Task instructions>
Restate the full listing word for word and leave the pictures out.

[Stored data]
§ §

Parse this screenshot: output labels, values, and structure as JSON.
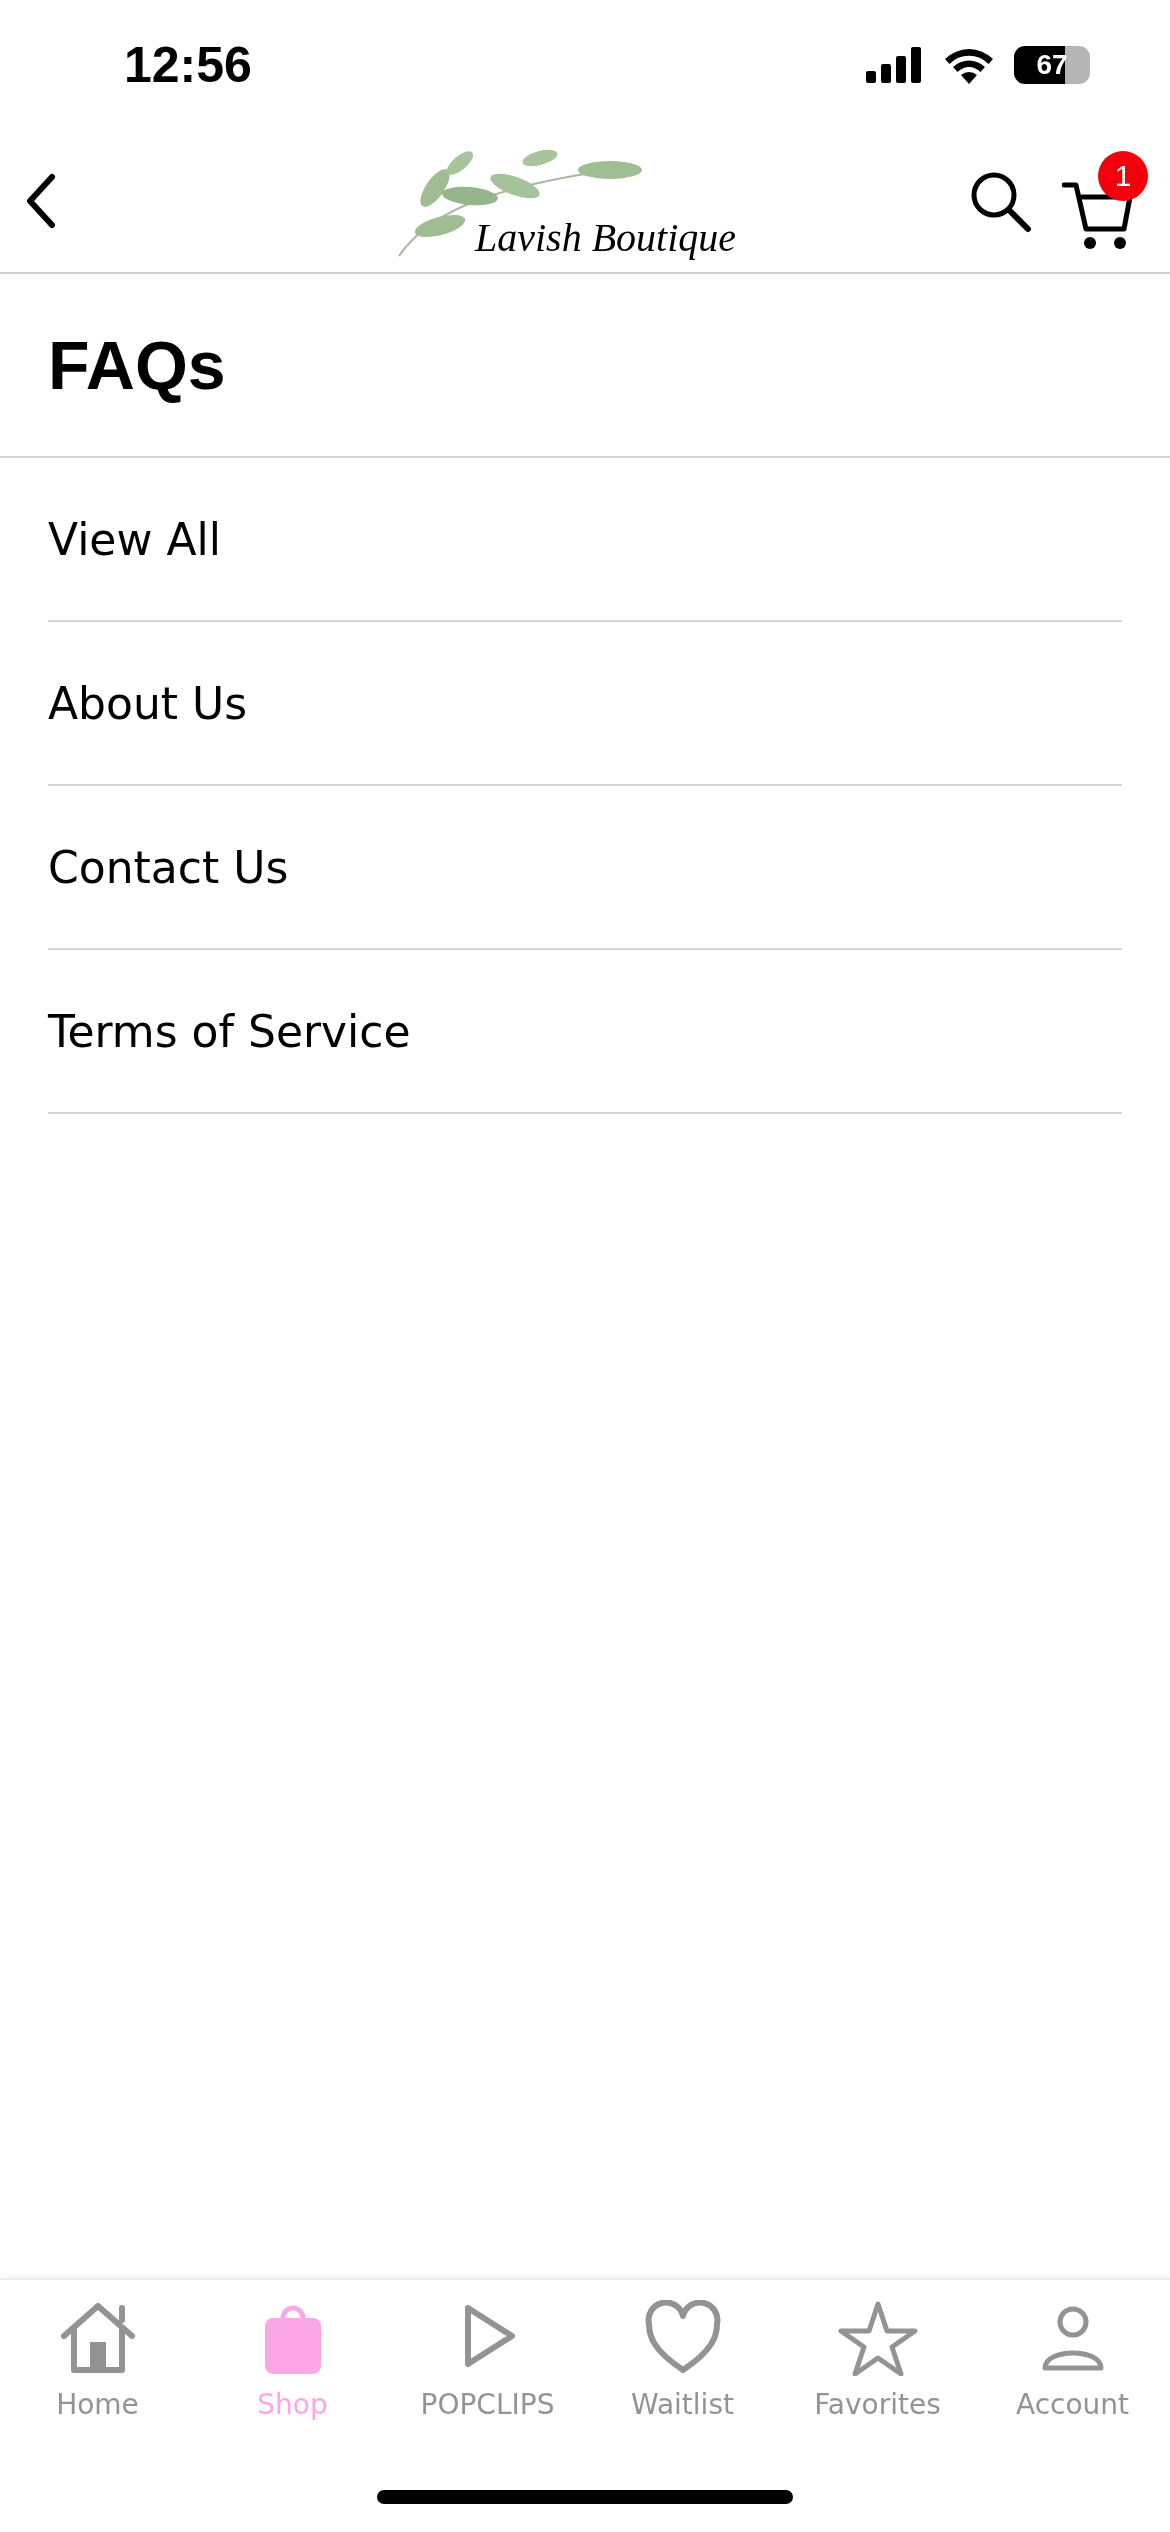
{
  "status_bar": {
    "time": "12:56",
    "battery": "67"
  },
  "header": {
    "logo": "Lavish Boutique",
    "cart_count": "1"
  },
  "page_title": "FAQs",
  "links": [
    {
      "label": "View All"
    },
    {
      "label": "About Us"
    },
    {
      "label": "Contact Us"
    },
    {
      "label": "Terms of Service"
    }
  ],
  "tab_bar": [
    {
      "kind": "home",
      "label": "Home",
      "selected": false
    },
    {
      "kind": "shop",
      "label": "Shop",
      "selected": true
    },
    {
      "kind": "play",
      "label": "POPCLIPS",
      "selected": false
    },
    {
      "kind": "heart",
      "label": "Waitlist",
      "selected": false
    },
    {
      "kind": "star",
      "label": "Favorites",
      "selected": false
    },
    {
      "kind": "person",
      "label": "Account",
      "selected": false
    }
  ]
}
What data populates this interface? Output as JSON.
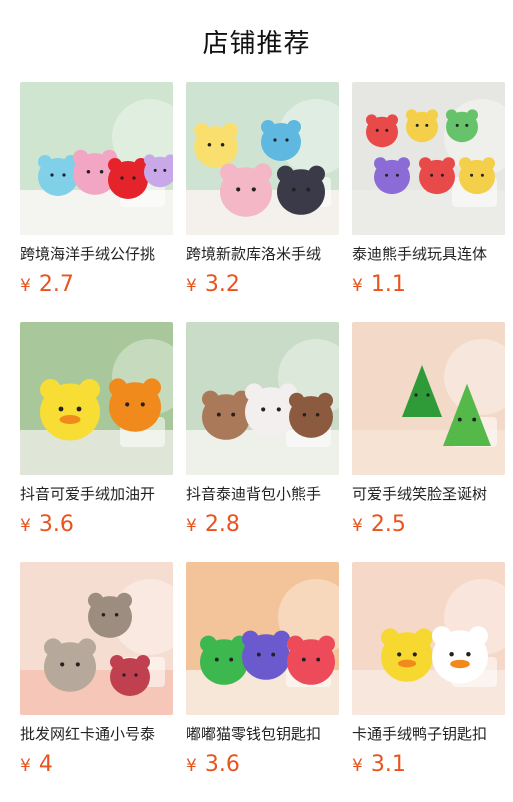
{
  "page": {
    "title": "店铺推荐"
  },
  "colors": {
    "price": "#e8541e"
  },
  "products": [
    {
      "title": "跨境海洋手绒公仔挑",
      "currency": "¥",
      "price": "2.7",
      "image": {
        "bg": "#cfe5cf",
        "floor": "#f4f4f1",
        "accent": [
          "#7fd0e8",
          "#f3a6c4",
          "#e4242a",
          "#c8a8e8"
        ]
      }
    },
    {
      "title": "跨境新款库洛米手绒",
      "currency": "¥",
      "price": "3.2",
      "image": {
        "bg": "#cfe3d3",
        "floor": "#f4f1ec",
        "accent": [
          "#f9df6d",
          "#5fb8e0",
          "#f3b7c5",
          "#3a3a48"
        ]
      }
    },
    {
      "title": "泰迪熊手绒玩具连体",
      "currency": "¥",
      "price": "1.1",
      "image": {
        "bg": "#e6e6e2",
        "floor": "#ebebe7",
        "accent": [
          "#e84a4a",
          "#f4cf4a",
          "#66c26b",
          "#8b6bd6"
        ]
      }
    },
    {
      "title": "抖音可爱手绒加油开",
      "currency": "¥",
      "price": "3.6",
      "image": {
        "bg": "#a8c79a",
        "floor": "#dfe6d8",
        "accent": [
          "#f7dd34",
          "#f08a1c",
          "#e9d09a",
          "#ffffff"
        ]
      }
    },
    {
      "title": "抖音泰迪背包小熊手",
      "currency": "¥",
      "price": "2.8",
      "image": {
        "bg": "#c9dcc7",
        "floor": "#eef0ea",
        "accent": [
          "#a9795a",
          "#f2efee",
          "#8c5b3f",
          "#f29ab3"
        ]
      }
    },
    {
      "title": "可爱手绒笑脸圣诞树",
      "currency": "¥",
      "price": "2.5",
      "image": {
        "bg": "#f3d9c8",
        "floor": "#f7e3d4",
        "accent": [
          "#2f9a38",
          "#55b94a",
          "#f3c9cf",
          "#fbe7d6"
        ]
      }
    },
    {
      "title": "批发网红卡通小号泰",
      "currency": "¥",
      "price": "4",
      "image": {
        "bg": "#f6ddd1",
        "floor": "#f6c7b9",
        "accent": [
          "#9d8d80",
          "#b6a89a",
          "#c04050",
          "#efe6dc"
        ]
      }
    },
    {
      "title": "嘟嘟猫零钱包钥匙扣",
      "currency": "¥",
      "price": "3.6",
      "image": {
        "bg": "#f3c49a",
        "floor": "#f7e7d8",
        "accent": [
          "#3db84f",
          "#6a5acd",
          "#ee4b5a",
          "#ffffff"
        ]
      }
    },
    {
      "title": "卡通手绒鸭子钥匙扣",
      "currency": "¥",
      "price": "3.1",
      "image": {
        "bg": "#f6d8c8",
        "floor": "#f8e7dc",
        "accent": [
          "#f7d830",
          "#ffffff",
          "#3a7fd6",
          "#f08a1c"
        ]
      }
    }
  ]
}
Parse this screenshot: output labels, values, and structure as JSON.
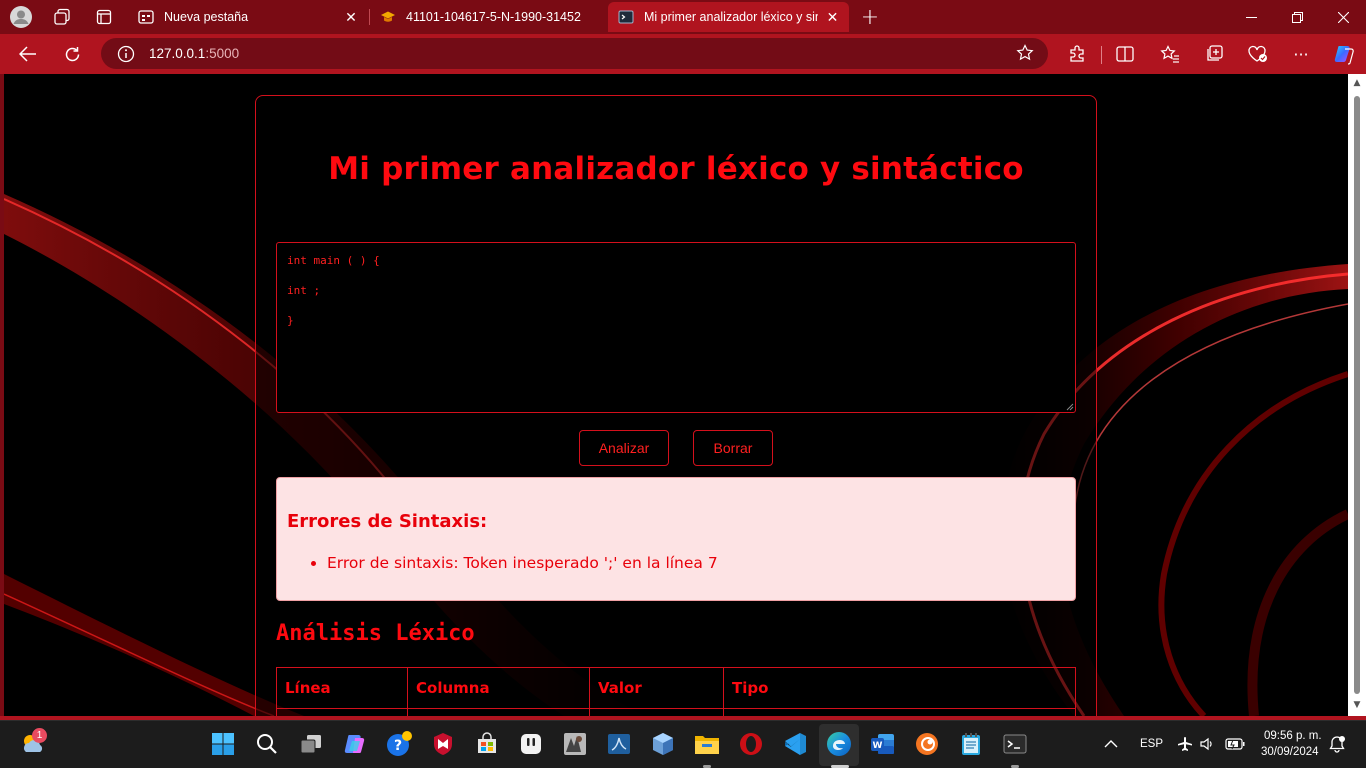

§ §

Result for this exercise>
Parse this screenshot: output labels, values, and structure as JSON.
{
  "status_bar": {
    "time": "12:56",
    "battery": "67"
  },
  "header": {
    "logo": "Lavish Boutique",
    "cart_count": "1"
  },
  "page_title": "FAQs",
  "links": [
    {
      "label": "View All"
    },
    {
      "label": "About Us"
    },
    {
      "label": "Contact Us"
    },
    {
      "label": "Terms of Service"
    }
  ],
  "tab_bar": [
    {
      "kind": "home",
      "label": "Home",
      "selected": false
    },
    {
      "kind": "shop",
      "label": "Shop",
      "selected": true
    },
    {
      "kind": "play",
      "label": "POPCLIPS",
      "selected": false
    },
    {
      "kind": "heart",
      "label": "Waitlist",
      "selected": false
    },
    {
      "kind": "star",
      "label": "Favorites",
      "selected": false
    },
    {
      "kind": "person",
      "label": "Account",
      "selected": false
    }
  ]
}
What data populates this interface? Output as JSON.
{
  "page": {
    "title": "店铺推荐"
  },
  "colors": {
    "price": "#e8541e"
  },
  "products": [
    {
      "title": "跨境海洋手绒公仔挑",
      "currency": "¥",
      "price": "2.7",
      "image": {
        "bg": "#cfe5cf",
        "floor": "#f4f4f1",
        "accent": [
          "#7fd0e8",
          "#f3a6c4",
          "#e4242a",
          "#c8a8e8"
        ]
      }
    },
    {
      "title": "跨境新款库洛米手绒",
      "currency": "¥",
      "price": "3.2",
      "image": {
        "bg": "#cfe3d3",
        "floor": "#f4f1ec",
        "accent": [
          "#f9df6d",
          "#5fb8e0",
          "#f3b7c5",
          "#3a3a48"
        ]
      }
    },
    {
      "title": "泰迪熊手绒玩具连体",
      "currency": "¥",
      "price": "1.1",
      "image": {
        "bg": "#e6e6e2",
        "floor": "#ebebe7",
        "accent": [
          "#e84a4a",
          "#f4cf4a",
          "#66c26b",
          "#8b6bd6"
        ]
      }
    },
    {
      "title": "抖音可爱手绒加油开",
      "currency": "¥",
      "price": "3.6",
      "image": {
        "bg": "#a8c79a",
        "floor": "#dfe6d8",
        "accent": [
          "#f7dd34",
          "#f08a1c",
          "#e9d09a",
          "#ffffff"
        ]
      }
    },
    {
      "title": "抖音泰迪背包小熊手",
      "currency": "¥",
      "price": "2.8",
      "image": {
        "bg": "#c9dcc7",
        "floor": "#eef0ea",
        "accent": [
          "#a9795a",
          "#f2efee",
          "#8c5b3f",
          "#f29ab3"
        ]
      }
    },
    {
      "title": "可爱手绒笑脸圣诞树",
      "currency": "¥",
      "price": "2.5",
      "image": {
        "bg": "#f3d9c8",
        "floor": "#f7e3d4",
        "accent": [
          "#2f9a38",
          "#55b94a",
          "#f3c9cf",
          "#fbe7d6"
        ]
      }
    },
    {
      "title": "批发网红卡通小号泰",
      "currency": "¥",
      "price": "4",
      "image": {
        "bg": "#f6ddd1",
        "floor": "#f6c7b9",
        "accent": [
          "#9d8d80",
          "#b6a89a",
          "#c04050",
          "#efe6dc"
        ]
      }
    },
    {
      "title": "嘟嘟猫零钱包钥匙扣",
      "currency": "¥",
      "price": "3.6",
      "image": {
        "bg": "#f3c49a",
        "floor": "#f7e7d8",
        "accent": [
          "#3db84f",
          "#6a5acd",
          "#ee4b5a",
          "#ffffff"
        ]
      }
    },
    {
      "title": "卡通手绒鸭子钥匙扣",
      "currency": "¥",
      "price": "3.1",
      "image": {
        "bg": "#f6d8c8",
        "floor": "#f8e7dc",
        "accent": [
          "#f7d830",
          "#ffffff",
          "#3a7fd6",
          "#f08a1c"
        ]
      }
    }
  ]
}
Parse this screenshot: output labels, values, and structure as JSON.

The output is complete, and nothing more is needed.